> [Excerpt provided]:
───
# Lyrics download workflow

You can get an access token here: https://genius.com/api-clients
Just log in or create an account, create a new API Client and then click on "Generate Access Token".

In [2]:
import lyricsgenius
import re
import pandas as pd

If you save the token in afile called 'geniustoken.txt' the following cell will automatically open the file, copy the token into the variable "token" and close the file.

In [3]:
with open('geniustoken.txt', 'r') as file:
    token = file.read().strip()
    file.close()

This will create the object that we need to actually use the API. Every call to the API will be made with genius.whatever_method_we_need

In [4]:
genius = lyricsgenius.Genius(token)

Given the fact that we will have single songs to get lyrics from the only method we need is actually genius.search_song() which has only 3 parameters:

Title and Artist, as a string, and get_full_info which, when True, gets a lot of other stuff we don't need and when False only returns the lyrics. We're only going to use it with False.

The dataset we're using has quite a few songs with multiple artists. When it's only two of them they are divided by an '&' while if there's 3 or more only the last one will be separated by '&' while the other by a comma.
───
> [Material provided]:
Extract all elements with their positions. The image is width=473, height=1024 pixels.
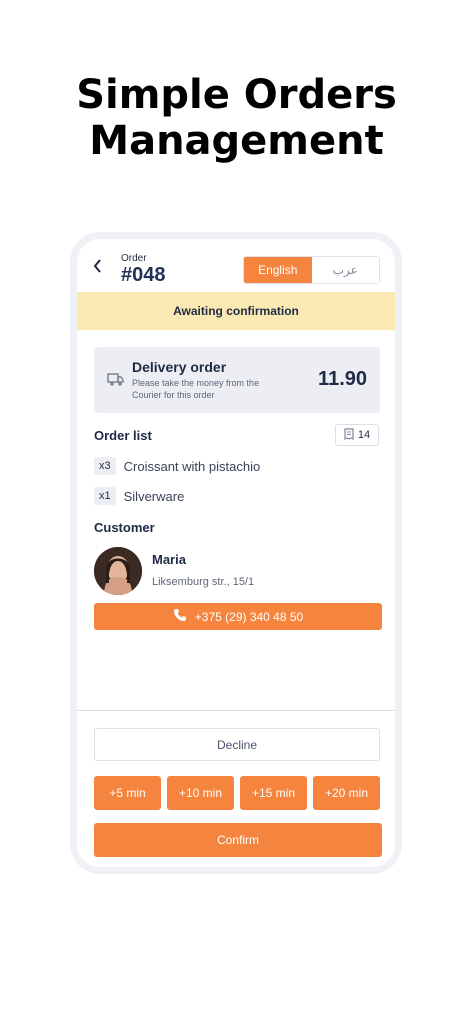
───
> [Tasks to perform]:
(A) In the lyrics download workflow, what does genius.search_song() return when get_full_info is set to False?
(B) Resume the lyrics download workflow after its final sentence about how multiple artists are separated.

> [Exercise answers]:
(A) Only the lyrics.

(B)
Examples:
Kanye West, Big Sean, Pusha T & 2 Chainz OR Jay-Z & Kanye West

There is a regex below that only takes the first artist name which is enough to find the related song. It should only fail on Artists that have a comma in the middle of their name which I'm hoping it's none.


Assuming that the artists and related songs will be saved in a list of lists (e.g. [['Sharon Van Etten', 'Seventeen'], ['Crash of Rhinos', 'Big Sea'], ['Jay-Z & Kanye West', 'Niggas in Paris']] we can just use a function to get all the related lyrics. The function will return a list of lists with three elements: (artist, song_title, lyrics).



In [5]:
def get_first_artist(artist):
    pattern = '[^,|&]*'
    return re.match(pattern, artist).group()

def get_lyrics(artist_song_list):    
    return [[artist, song, genius.search_song(song, get_first_artist(artist), get_full_info=False).lyrics] for artist, song in artist_song_list]
        
    

Small test including songs with 2 and 3 or more artist to check regex.

In [6]:
artist_list = [['Sharon Van Etten', 'Seventeen'], ['P Diddy, Usher & Loon', 'I Need A Girl'], ['Jay-Z & Kanye West', 'Niggas in Paris']]

In [7]:
lyrics = get_lyrics(artist_list)

Searching for "Seventeen" by Sharon Van Etten...
Done.
Searching for "I Need A Girl" by P Diddy...
Done.
Searching for "Niggas in Paris" by Jay-Z ...
Done.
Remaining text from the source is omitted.